>> Start RECORDED DATA

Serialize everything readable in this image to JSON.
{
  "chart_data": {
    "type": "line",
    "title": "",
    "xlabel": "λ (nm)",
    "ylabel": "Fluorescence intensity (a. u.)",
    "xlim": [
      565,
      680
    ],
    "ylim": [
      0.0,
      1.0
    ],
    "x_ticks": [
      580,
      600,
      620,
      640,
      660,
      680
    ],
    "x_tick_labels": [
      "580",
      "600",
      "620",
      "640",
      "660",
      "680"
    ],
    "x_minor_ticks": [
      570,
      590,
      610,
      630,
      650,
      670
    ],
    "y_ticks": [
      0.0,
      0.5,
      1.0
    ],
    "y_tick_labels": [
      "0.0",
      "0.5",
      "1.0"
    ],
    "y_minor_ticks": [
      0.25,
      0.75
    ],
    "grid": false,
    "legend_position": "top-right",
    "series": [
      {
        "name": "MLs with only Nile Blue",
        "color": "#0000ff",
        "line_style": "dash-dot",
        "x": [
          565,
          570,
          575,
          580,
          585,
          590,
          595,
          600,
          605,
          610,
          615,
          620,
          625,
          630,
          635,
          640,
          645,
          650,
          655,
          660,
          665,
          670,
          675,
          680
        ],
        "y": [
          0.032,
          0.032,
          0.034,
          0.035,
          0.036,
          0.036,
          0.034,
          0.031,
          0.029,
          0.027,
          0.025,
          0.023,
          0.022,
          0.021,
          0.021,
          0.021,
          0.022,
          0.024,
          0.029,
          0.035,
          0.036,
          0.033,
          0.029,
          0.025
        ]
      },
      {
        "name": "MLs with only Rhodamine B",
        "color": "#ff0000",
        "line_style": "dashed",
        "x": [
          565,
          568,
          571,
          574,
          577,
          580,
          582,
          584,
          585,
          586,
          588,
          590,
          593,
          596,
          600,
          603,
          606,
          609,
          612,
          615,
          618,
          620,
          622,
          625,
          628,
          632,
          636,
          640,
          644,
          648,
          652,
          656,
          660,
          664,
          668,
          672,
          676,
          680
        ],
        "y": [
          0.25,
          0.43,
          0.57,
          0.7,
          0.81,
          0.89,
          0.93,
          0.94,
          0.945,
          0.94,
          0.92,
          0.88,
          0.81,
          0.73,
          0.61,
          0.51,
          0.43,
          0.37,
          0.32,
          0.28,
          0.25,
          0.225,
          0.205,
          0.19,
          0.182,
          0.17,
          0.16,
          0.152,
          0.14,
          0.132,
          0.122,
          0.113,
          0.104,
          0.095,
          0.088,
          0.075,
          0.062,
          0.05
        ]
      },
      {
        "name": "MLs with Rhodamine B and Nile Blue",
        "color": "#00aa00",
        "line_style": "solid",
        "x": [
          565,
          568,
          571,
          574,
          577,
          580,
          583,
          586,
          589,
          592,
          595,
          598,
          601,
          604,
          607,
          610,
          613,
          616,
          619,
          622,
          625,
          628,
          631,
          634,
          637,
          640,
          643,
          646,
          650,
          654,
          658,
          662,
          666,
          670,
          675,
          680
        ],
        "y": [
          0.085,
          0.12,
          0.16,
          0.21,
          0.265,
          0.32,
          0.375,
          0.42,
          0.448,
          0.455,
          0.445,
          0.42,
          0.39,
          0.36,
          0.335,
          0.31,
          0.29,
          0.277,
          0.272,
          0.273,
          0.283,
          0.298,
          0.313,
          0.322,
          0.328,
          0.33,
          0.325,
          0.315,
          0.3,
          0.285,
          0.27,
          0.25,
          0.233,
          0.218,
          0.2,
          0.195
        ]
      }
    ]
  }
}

>> End RECORDED DATA

### [WHAT TO PRODUCE]
Copy all of the data exactly.

### [RESULT OF THIS TASK]
Serialize everything readable in this image to JSON.
{
  "chart_data": {
    "type": "line",
    "title": "",
    "xlabel": "λ (nm)",
    "ylabel": "Fluorescence intensity (a. u.)",
    "xlim": [
      565,
      680
    ],
    "ylim": [
      0.0,
      1.0
    ],
    "x_ticks": [
      580,
      600,
      620,
      640,
      660,
      680
    ],
    "x_tick_labels": [
      "580",
      "600",
      "620",
      "640",
      "660",
      "680"
    ],
    "x_minor_ticks": [
      570,
      590,
      610,
      630,
      650,
      670
    ],
    "y_ticks": [
      0.0,
      0.5,
      1.0
    ],
    "y_tick_labels": [
      "0.0",
      "0.5",
      "1.0"
    ],
    "y_minor_ticks": [
      0.25,
      0.75
    ],
    "grid": false,
    "legend_position": "top-right",
    "series": [
      {
        "name": "MLs with only Nile Blue",
        "color": "#0000ff",
        "line_style": "dash-dot",
        "x": [
          565,
          570,
          575,
          580,
          585,
          590,
          595,
          600,
          605,
          610,
          615,
          620,
          625,
          630,
          635,
          640,
          645,
          650,
          655,
          660,
          665,
          670,
          675,
          680
        ],
        "y": [
          0.032,
          0.032,
          0.034,
          0.035,
          0.036,
          0.036,
          0.034,
          0.031,
          0.029,
          0.027,
          0.025,
          0.023,
          0.022,
          0.021,
          0.021,
          0.021,
          0.022,
          0.024,
          0.029,
          0.035,
          0.036,
          0.033,
          0.029,
          0.025
        ]
      },
      {
        "name": "MLs with only Rhodamine B",
        "color": "#ff0000",
        "line_style": "dashed",
        "x": [
          565,
          568,
          571,
          574,
          577,
          580,
          582,
          584,
          585,
          586,
          588,
          590,
          593,
          596,
          600,
          603,
          606,
          609,
          612,
          615,
          618,
          620,
          622,
          625,
          628,
          632,
          636,
          640,
          644,
          648,
          652,
          656,
          660,
          664,
          668,
          672,
          676,
          680
        ],
        "y": [
          0.25,
          0.43,
          0.57,
          0.7,
          0.81,
          0.89,
          0.93,
          0.94,
          0.945,
          0.94,
          0.92,
          0.88,
          0.81,
          0.73,
          0.61,
          0.51,
          0.43,
          0.37,
          0.32,
          0.28,
          0.25,
          0.225,
          0.205,
          0.19,
          0.182,
          0.17,
          0.16,
          0.152,
          0.14,
          0.132,
          0.122,
          0.113,
          0.104,
          0.095,
          0.088,
          0.075,
          0.062,
          0.05
        ]
      },
      {
        "name": "MLs with Rhodamine B and Nile Blue",
        "color": "#00aa00",
        "line_style": "solid",
        "x": [
          565,
          568,
          571,
          574,
          577,
          580,
          583,
          586,
          589,
          592,
          595,
          598,
          601,
          604,
          607,
          610,
          613,
          616,
          619,
          622,
          625,
          628,
          631,
          634,
          637,
          640,
          643,
          646,
          650,
          654,
          658,
          662,
          666,
          670,
          675,
          680
        ],
        "y": [
          0.085,
          0.12,
          0.16,
          0.21,
          0.265,
          0.32,
          0.375,
          0.42,
          0.448,
          0.455,
          0.445,
          0.42,
          0.39,
          0.36,
          0.335,
          0.31,
          0.29,
          0.277,
          0.272,
          0.273,
          0.283,
          0.298,
          0.313,
          0.322,
          0.328,
          0.33,
          0.325,
          0.315,
          0.3,
          0.285,
          0.27,
          0.25,
          0.233,
          0.218,
          0.2,
          0.195
        ]
      }
    ]
  }
}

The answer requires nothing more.